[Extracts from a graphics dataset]
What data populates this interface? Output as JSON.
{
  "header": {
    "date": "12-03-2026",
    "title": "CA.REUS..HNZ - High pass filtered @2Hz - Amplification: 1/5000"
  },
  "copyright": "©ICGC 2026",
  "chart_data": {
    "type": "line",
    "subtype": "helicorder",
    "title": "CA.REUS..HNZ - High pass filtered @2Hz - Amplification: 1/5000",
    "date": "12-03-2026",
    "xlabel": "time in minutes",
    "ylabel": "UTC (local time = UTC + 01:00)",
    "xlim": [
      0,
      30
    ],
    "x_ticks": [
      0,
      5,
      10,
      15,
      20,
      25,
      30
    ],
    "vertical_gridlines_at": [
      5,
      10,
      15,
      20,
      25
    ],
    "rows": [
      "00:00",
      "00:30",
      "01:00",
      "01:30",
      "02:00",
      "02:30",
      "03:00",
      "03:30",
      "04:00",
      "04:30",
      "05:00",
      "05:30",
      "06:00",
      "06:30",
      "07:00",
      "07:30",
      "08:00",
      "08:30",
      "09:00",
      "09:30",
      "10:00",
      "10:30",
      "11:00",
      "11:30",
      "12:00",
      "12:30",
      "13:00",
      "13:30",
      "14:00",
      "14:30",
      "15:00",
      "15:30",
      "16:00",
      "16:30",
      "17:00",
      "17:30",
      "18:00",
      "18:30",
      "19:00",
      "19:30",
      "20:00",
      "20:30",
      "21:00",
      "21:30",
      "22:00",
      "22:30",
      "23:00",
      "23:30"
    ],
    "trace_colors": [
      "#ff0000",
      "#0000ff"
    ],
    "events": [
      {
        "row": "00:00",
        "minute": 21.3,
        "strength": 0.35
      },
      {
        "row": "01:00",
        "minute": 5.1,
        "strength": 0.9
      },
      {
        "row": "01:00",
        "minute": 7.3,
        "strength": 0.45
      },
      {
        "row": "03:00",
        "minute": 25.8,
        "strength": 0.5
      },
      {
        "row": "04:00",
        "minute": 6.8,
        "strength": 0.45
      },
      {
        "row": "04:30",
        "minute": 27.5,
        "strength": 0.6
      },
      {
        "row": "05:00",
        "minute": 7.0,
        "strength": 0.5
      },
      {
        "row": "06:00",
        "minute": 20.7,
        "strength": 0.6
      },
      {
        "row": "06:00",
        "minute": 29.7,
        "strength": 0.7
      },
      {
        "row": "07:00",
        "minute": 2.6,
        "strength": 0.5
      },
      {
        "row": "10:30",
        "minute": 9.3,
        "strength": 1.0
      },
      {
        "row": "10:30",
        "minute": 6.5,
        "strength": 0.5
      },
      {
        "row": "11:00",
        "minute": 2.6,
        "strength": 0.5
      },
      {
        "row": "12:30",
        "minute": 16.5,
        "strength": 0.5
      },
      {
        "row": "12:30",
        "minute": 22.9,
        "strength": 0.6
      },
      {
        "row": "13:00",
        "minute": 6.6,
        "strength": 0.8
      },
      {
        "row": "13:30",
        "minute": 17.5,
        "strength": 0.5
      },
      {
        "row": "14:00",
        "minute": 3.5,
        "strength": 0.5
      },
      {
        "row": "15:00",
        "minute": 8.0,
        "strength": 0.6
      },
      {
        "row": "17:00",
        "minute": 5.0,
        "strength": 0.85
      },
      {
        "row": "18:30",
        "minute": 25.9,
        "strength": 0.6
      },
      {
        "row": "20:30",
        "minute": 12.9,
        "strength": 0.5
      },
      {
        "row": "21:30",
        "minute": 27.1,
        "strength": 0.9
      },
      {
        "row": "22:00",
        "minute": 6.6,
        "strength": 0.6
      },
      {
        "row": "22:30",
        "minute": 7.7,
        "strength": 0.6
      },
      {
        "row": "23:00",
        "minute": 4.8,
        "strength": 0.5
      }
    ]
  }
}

> [Given task]
Reproduce the listing shown above in its entirety, exactly.

> [Answer to this problem]
What data populates this interface? Output as JSON.
{
  "header": {
    "date": "12-03-2026",
    "title": "CA.REUS..HNZ - High pass filtered @2Hz - Amplification: 1/5000"
  },
  "copyright": "©ICGC 2026",
  "chart_data": {
    "type": "line",
    "subtype": "helicorder",
    "title": "CA.REUS..HNZ - High pass filtered @2Hz - Amplification: 1/5000",
    "date": "12-03-2026",
    "xlabel": "time in minutes",
    "ylabel": "UTC (local time = UTC + 01:00)",
    "xlim": [
      0,
      30
    ],
    "x_ticks": [
      0,
      5,
      10,
      15,
      20,
      25,
      30
    ],
    "vertical_gridlines_at": [
      5,
      10,
      15,
      20,
      25
    ],
    "rows": [
      "00:00",
      "00:30",
      "01:00",
      "01:30",
      "02:00",
      "02:30",
      "03:00",
      "03:30",
      "04:00",
      "04:30",
      "05:00",
      "05:30",
      "06:00",
      "06:30",
      "07:00",
      "07:30",
      "08:00",
      "08:30",
      "09:00",
      "09:30",
      "10:00",
      "10:30",
      "11:00",
      "11:30",
      "12:00",
      "12:30",
      "13:00",
      "13:30",
      "14:00",
      "14:30",
      "15:00",
      "15:30",
      "16:00",
      "16:30",
      "17:00",
      "17:30",
      "18:00",
      "18:30",
      "19:00",
      "19:30",
      "20:00",
      "20:30",
      "21:00",
      "21:30",
      "22:00",
      "22:30",
      "23:00",
      "23:30"
    ],
    "trace_colors": [
      "#ff0000",
      "#0000ff"
    ],
    "events": [
      {
        "row": "00:00",
        "minute": 21.3,
        "strength": 0.35
      },
      {
        "row": "01:00",
        "minute": 5.1,
        "strength": 0.9
      },
      {
        "row": "01:00",
        "minute": 7.3,
        "strength": 0.45
      },
      {
        "row": "03:00",
        "minute": 25.8,
        "strength": 0.5
      },
      {
        "row": "04:00",
        "minute": 6.8,
        "strength": 0.45
      },
      {
        "row": "04:30",
        "minute": 27.5,
        "strength": 0.6
      },
      {
        "row": "05:00",
        "minute": 7.0,
        "strength": 0.5
      },
      {
        "row": "06:00",
        "minute": 20.7,
        "strength": 0.6
      },
      {
        "row": "06:00",
        "minute": 29.7,
        "strength": 0.7
      },
      {
        "row": "07:00",
        "minute": 2.6,
        "strength": 0.5
      },
      {
        "row": "10:30",
        "minute": 9.3,
        "strength": 1.0
      },
      {
        "row": "10:30",
        "minute": 6.5,
        "strength": 0.5
      },
      {
        "row": "11:00",
        "minute": 2.6,
        "strength": 0.5
      },
      {
        "row": "12:30",
        "minute": 16.5,
        "strength": 0.5
      },
      {
        "row": "12:30",
        "minute": 22.9,
        "strength": 0.6
      },
      {
        "row": "13:00",
        "minute": 6.6,
        "strength": 0.8
      },
      {
        "row": "13:30",
        "minute": 17.5,
        "strength": 0.5
      },
      {
        "row": "14:00",
        "minute": 3.5,
        "strength": 0.5
      },
      {
        "row": "15:00",
        "minute": 8.0,
        "strength": 0.6
      },
      {
        "row": "17:00",
        "minute": 5.0,
        "strength": 0.85
      },
      {
        "row": "18:30",
        "minute": 25.9,
        "strength": 0.6
      },
      {
        "row": "20:30",
        "minute": 12.9,
        "strength": 0.5
      },
      {
        "row": "21:30",
        "minute": 27.1,
        "strength": 0.9
      },
      {
        "row": "22:00",
        "minute": 6.6,
        "strength": 0.6
      },
      {
        "row": "22:30",
        "minute": 7.7,
        "strength": 0.6
      },
      {
        "row": "23:00",
        "minute": 4.8,
        "strength": 0.5
      }
    ]
  }
}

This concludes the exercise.